■ Do this ■
Pick out and copy every line below that has the word "almas".

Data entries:
-- -- --
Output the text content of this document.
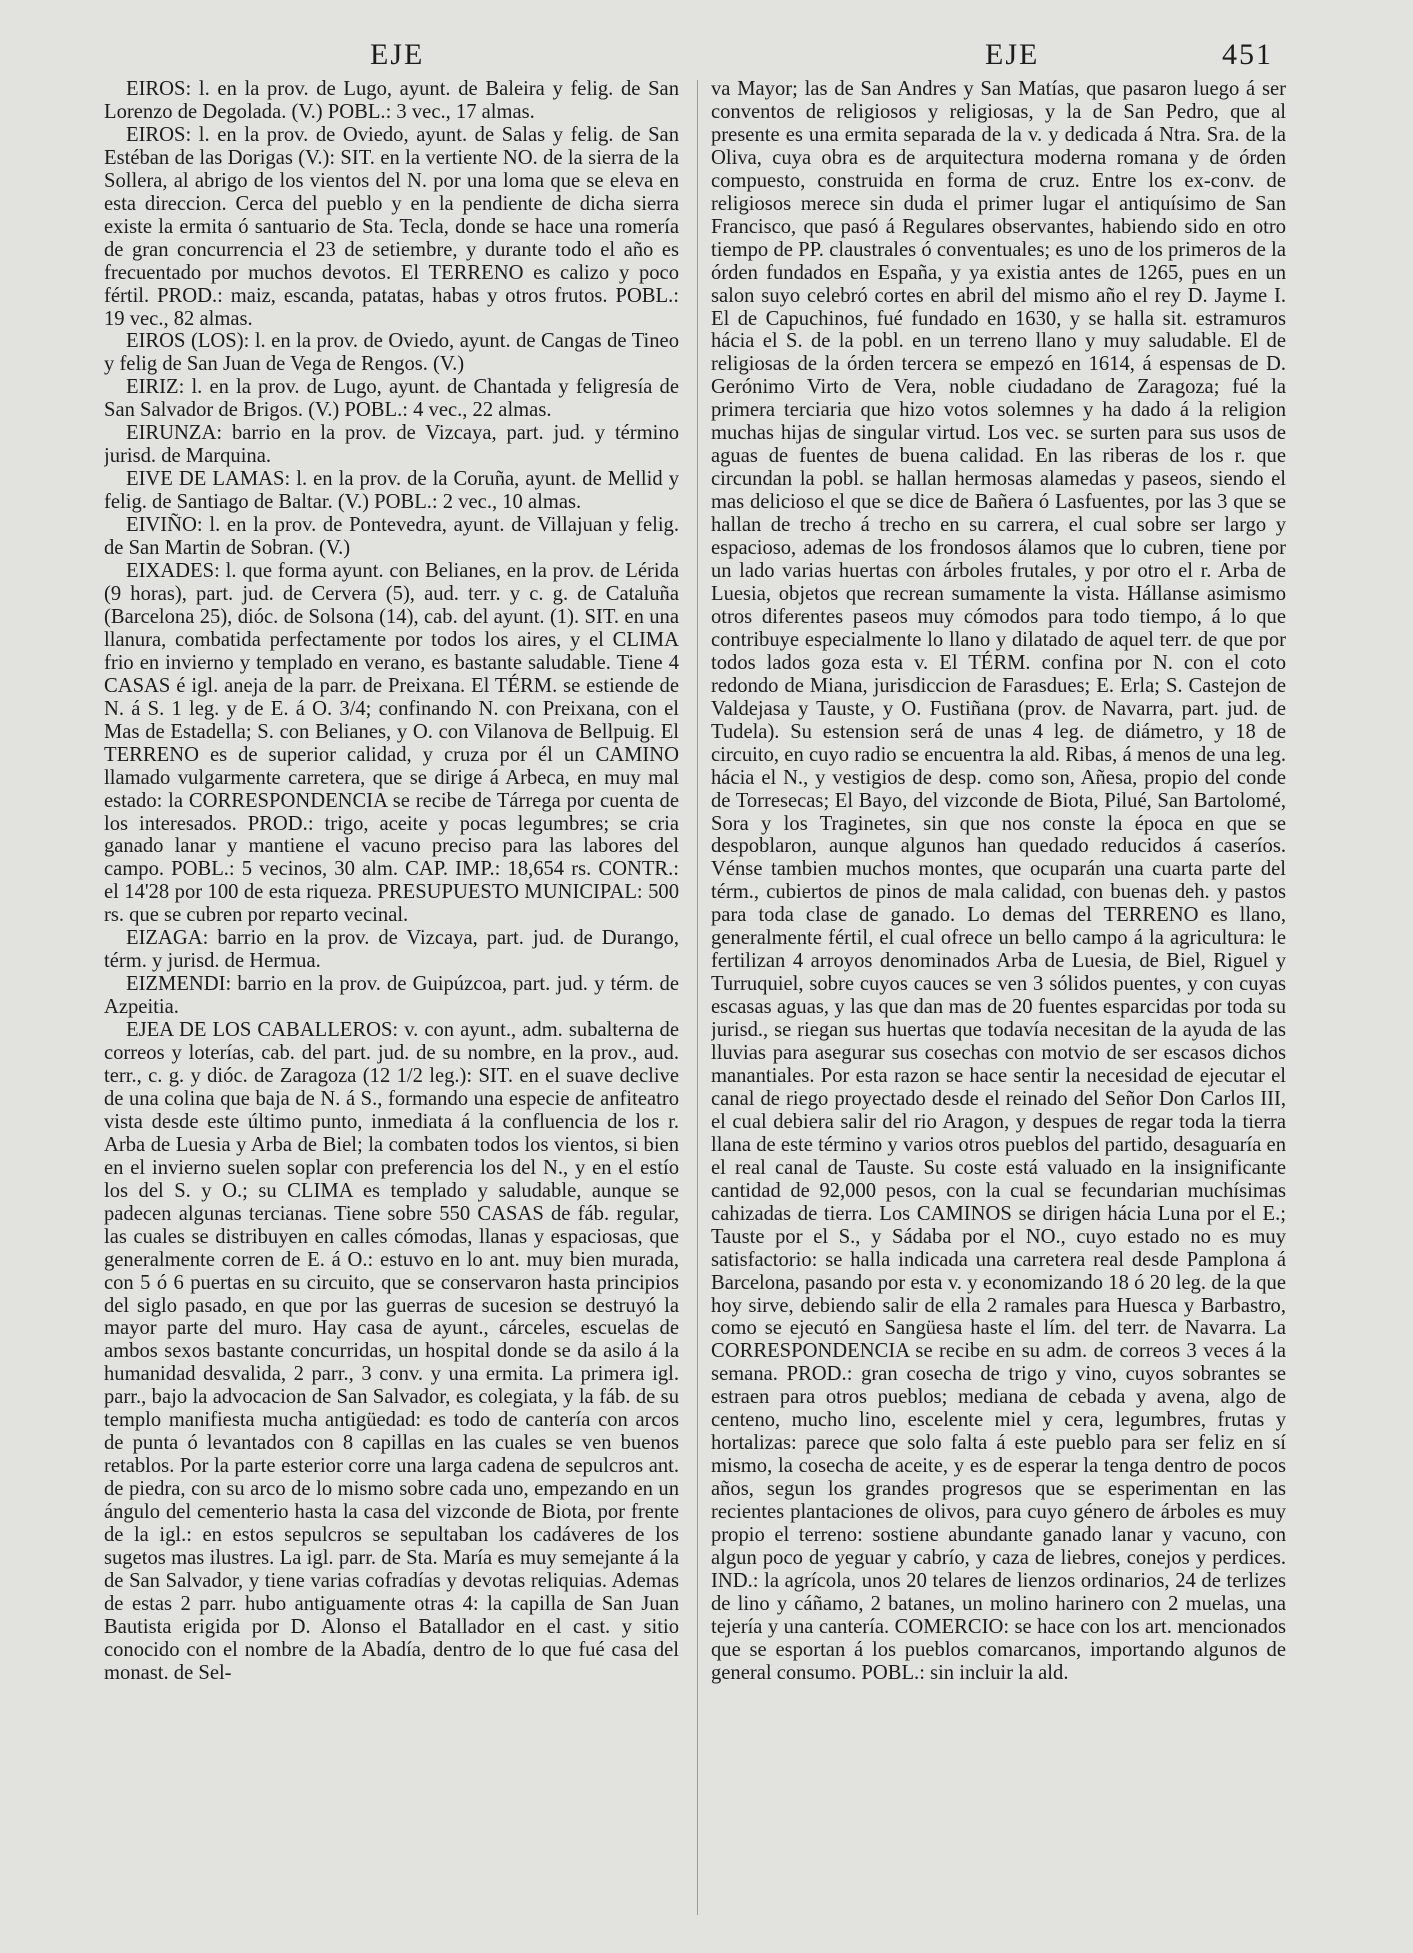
EJE	EJE	451

EIROS: l. en la prov. de Lugo, ayunt. de Baleira y felig. de San Lorenzo de Degolada. (V.) POBL.: 3 vec., 17 almas.

EIROS: l. en la prov. de Oviedo, ayunt. de Salas y felig. de San Estéban de las Dorigas (V.): SIT. en la vertiente NO. de la sierra de la Sollera, al abrigo de los vientos del N. por una loma que se eleva en esta direccion. Cerca del pueblo y en la pendiente de dicha sierra existe la ermita ó santuario de Sta. Tecla, donde se hace una romería de gran concurrencia el 23 de setiembre, y durante todo el año es frecuentado por muchos devotos. El TERRENO es calizo y poco fértil. PROD.: maiz, escanda, patatas, habas y otros frutos. POBL.: 19 vec., 82 almas.

EIROS (LOS): l. en la prov. de Oviedo, ayunt. de Cangas de Tineo y felig de San Juan de Vega de Rengos. (V.)

EIRIZ: l. en la prov. de Lugo, ayunt. de Chantada y feligresía de San Salvador de Brigos. (V.) POBL.: 4 vec., 22 almas.

EIRUNZA: barrio en la prov. de Vizcaya, part. jud. y término jurisd. de Marquina.

EIVE DE LAMAS: l. en la prov. de la Coruña, ayunt. de Mellid y felig. de Santiago de Baltar. (V.) POBL.: 2 vec., 10 almas.

EIVIÑO: l. en la prov. de Pontevedra, ayunt. de Villajuan y felig. de San Martin de Sobran. (V.)

EIXADES: l. que forma ayunt. con Belianes, en la prov. de Lérida (9 horas), part. jud. de Cervera (5), aud. terr. y c. g. de Cataluña (Barcelona 25), dióc. de Solsona (14), cab. del ayunt. (1). SIT. en una llanura, combatida perfectamente por todos los aires, y el CLIMA frio en invierno y templado en verano, es bastante saludable. Tiene 4 CASAS é igl. aneja de la parr. de Preixana. El TÉRM. se estiende de N. á S. 1 leg. y de E. á O. 3/4; confinando N. con Preixana, con el Mas de Estadella; S. con Belianes, y O. con Vilanova de Bellpuig. El TERRENO es de superior calidad, y cruza por él un CAMINO llamado vulgarmente carretera, que se dirige á Arbeca, en muy mal estado: la CORRESPONDENCIA se recibe de Tárrega por cuenta de los interesados. PROD.: trigo, aceite y pocas legumbres; se cria ganado lanar y mantiene el vacuno preciso para las labores del campo. POBL.: 5 vecinos, 30 alm. CAP. IMP.: 18,654 rs. CONTR.: el 14'28 por 100 de esta riqueza. PRESUPUESTO MUNICIPAL: 500 rs. que se cubren por reparto vecinal.

EIZAGA: barrio en la prov. de Vizcaya, part. jud. de Durango, térm. y jurisd. de Hermua.

EIZMENDI: barrio en la prov. de Guipúzcoa, part. jud. y térm. de Azpeitia.

EJEA DE LOS CABALLEROS: v. con ayunt., adm. subalterna de correos y loterías, cab. del part. jud. de su nombre, en la prov., aud. terr., c. g. y dióc. de Zaragoza (12 1/2 leg.): SIT. en el suave declive de una colina que baja de N. á S., formando una especie de anfiteatro vista desde este último punto, inmediata á la confluencia de los r. Arba de Luesia y Arba de Biel; la combaten todos los vientos, si bien en el invierno suelen soplar con preferencia los del N., y en el estío los del S. y O.; su CLIMA es templado y saludable, aunque se padecen algunas tercianas. Tiene sobre 550 CASAS de fáb. regular, las cuales se distribuyen en calles cómodas, llanas y espaciosas, que generalmente corren de E. á O.: estuvo en lo ant. muy bien murada, con 5 ó 6 puertas en su circuito, que se conservaron hasta principios del siglo pasado, en que por las guerras de sucesion se destruyó la mayor parte del muro. Hay casa de ayunt., cárceles, escuelas de ambos sexos bastante concurridas, un hospital donde se da asilo á la humanidad desvalida, 2 parr., 3 conv. y una ermita. La primera igl. parr., bajo la advocacion de San Salvador, es colegiata, y la fáb. de su templo manifiesta mucha antigüedad: es todo de cantería con arcos de punta ó levantados con 8 capillas en las cuales se ven buenos retablos. Por la parte esterior corre una larga cadena de sepulcros ant. de piedra, con su arco de lo mismo sobre cada uno, empezando en un ángulo del cementerio hasta la casa del vizconde de Biota, por frente de la igl.: en estos sepulcros se sepultaban los cadáveres de los sugetos mas ilustres. La igl. parr. de Sta. María es muy semejante á la de San Salvador, y tiene varias cofradías y devotas reliquias. Ademas de estas 2 parr. hubo antiguamente otras 4: la capilla de San Juan Bautista erigida por D. Alonso el Batallador en el cast. y sitio conocido con el nombre de la Abadía, dentro de lo que fué casa del monast. de Sel-

va Mayor; las de San Andres y San Matías, que pasaron luego á ser conventos de religiosos y religiosas, y la de San Pedro, que al presente es una ermita separada de la v. y dedicada á Ntra. Sra. de la Oliva, cuya obra es de arquitectura moderna romana y de órden compuesto, construida en forma de cruz. Entre los ex-conv. de religiosos merece sin duda el primer lugar el antiquísimo de San Francisco, que pasó á Regulares observantes, habiendo sido en otro tiempo de PP. claustrales ó conventuales; es uno de los primeros de la órden fundados en España, y ya existia antes de 1265, pues en un salon suyo celebró cortes en abril del mismo año el rey D. Jayme I. El de Capuchinos, fué fundado en 1630, y se halla sit. estramuros hácia el S. de la pobl. en un terreno llano y muy saludable. El de religiosas de la órden tercera se empezó en 1614, á espensas de D. Gerónimo Virto de Vera, noble ciudadano de Zaragoza; fué la primera terciaria que hizo votos solemnes y ha dado á la religion muchas hijas de singular virtud. Los vec. se surten para sus usos de aguas de fuentes de buena calidad. En las riberas de los r. que circundan la pobl. se hallan hermosas alamedas y paseos, siendo el mas delicioso el que se dice de Bañera ó Lasfuentes, por las 3 que se hallan de trecho á trecho en su carrera, el cual sobre ser largo y espacioso, ademas de los frondosos álamos que lo cubren, tiene por un lado varias huertas con árboles frutales, y por otro el r. Arba de Luesia, objetos que recrean sumamente la vista. Hállanse asimismo otros diferentes paseos muy cómodos para todo tiempo, á lo que contribuye especialmente lo llano y dilatado de aquel terr. de que por todos lados goza esta v. El TÉRM. confina por N. con el coto redondo de Miana, jurisdiccion de Farasdues; E. Erla; S. Castejon de Valdejasa y Tauste, y O. Fustiñana (prov. de Navarra, part. jud. de Tudela). Su estension será de unas 4 leg. de diámetro, y 18 de circuito, en cuyo radio se encuentra la ald. Ribas, á menos de una leg. hácia el N., y vestigios de desp. como son, Añesa, propio del conde de Torresecas; El Bayo, del vizconde de Biota, Pilué, San Bartolomé, Sora y los Traginetes, sin que nos conste la época en que se despoblaron, aunque algunos han quedado reducidos á caseríos. Vénse tambien muchos montes, que ocuparán una cuarta parte del térm., cubiertos de pinos de mala calidad, con buenas deh. y pastos para toda clase de ganado. Lo demas del TERRENO es llano, generalmente fértil, el cual ofrece un bello campo á la agricultura: le fertilizan 4 arroyos denominados Arba de Luesia, de Biel, Riguel y Turruquiel, sobre cuyos cauces se ven 3 sólidos puentes, y con cuyas escasas aguas, y las que dan mas de 20 fuentes esparcidas por toda su jurisd., se riegan sus huertas que todavía necesitan de la ayuda de las lluvias para asegurar sus cosechas con motvio de ser escasos dichos manantiales. Por esta razon se hace sentir la necesidad de ejecutar el canal de riego proyectado desde el reinado del Señor Don Carlos III, el cual debiera salir del rio Aragon, y despues de regar toda la tierra llana de este término y varios otros pueblos del partido, desaguaría en el real canal de Tauste. Su coste está valuado en la insignificante cantidad de 92,000 pesos, con la cual se fecundarian muchísimas cahizadas de tierra. Los CAMINOS se dirigen hácia Luna por el E.; Tauste por el S., y Sádaba por el NO., cuyo estado no es muy satisfactorio: se halla indicada una carretera real desde Pamplona á Barcelona, pasando por esta v. y economizando 18 ó 20 leg. de la que hoy sirve, debiendo salir de ella 2 ramales para Huesca y Barbastro, como se ejecutó en Sangüesa haste el lím. del terr. de Navarra. La CORRESPONDENCIA se recibe en su adm. de correos 3 veces á la semana. PROD.: gran cosecha de trigo y vino, cuyos sobrantes se estraen para otros pueblos; mediana de cebada y avena, algo de centeno, mucho lino, escelente miel y cera, legumbres, frutas y hortalizas: parece que solo falta á este pueblo para ser feliz en sí mismo, la cosecha de aceite, y es de esperar la tenga dentro de pocos años, segun los grandes progresos que se esperimentan en las recientes plantaciones de olivos, para cuyo género de árboles es muy propio el terreno: sostiene abundante ganado lanar y vacuno, con algun poco de yeguar y cabrío, y caza de liebres, conejos y perdices. IND.: la agrícola, unos 20 telares de lienzos ordinarios, 24 de terlizes de lino y cáñamo, 2 batanes, un molino harinero con 2 muelas, una tejería y una cantería. COMERCIO: se hace con los art. mencionados que se esportan á los pueblos comarcanos, importando algunos de general consumo. POBL.: sin incluir la ald.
-- -- --
■ Expected answer ■
EIROS: l. en la prov. de Lugo, ayunt. de Baleira y felig. de San Lorenzo de Degolada. (V.) POBL.: 3 vec., 17 almas.
EIROS: l. en la prov. de Oviedo, ayunt. de Salas y felig. de San Estéban de las Dorigas (V.): SIT. en la vertiente NO. de la sierra de la Sollera, al abrigo de los vientos del N. por una loma que se eleva en esta direccion. Cerca del pueblo y en la pendiente de dicha sierra existe la ermita ó santuario de Sta. Tecla, donde se hace una romería de gran concurrencia el 23 de setiembre, y durante todo el año es frecuentado por muchos devotos. El TERRENO es calizo y poco fértil. PROD.: maiz, escanda, patatas, habas y otros frutos. POBL.: 19 vec., 82 almas.
EIRIZ: l. en la prov. de Lugo, ayunt. de Chantada y feligresía de San Salvador de Brigos. (V.) POBL.: 4 vec., 22 almas.
EIVE DE LAMAS: l. en la prov. de la Coruña, ayunt. de Mellid y felig. de Santiago de Baltar. (V.) POBL.: 2 vec., 10 almas.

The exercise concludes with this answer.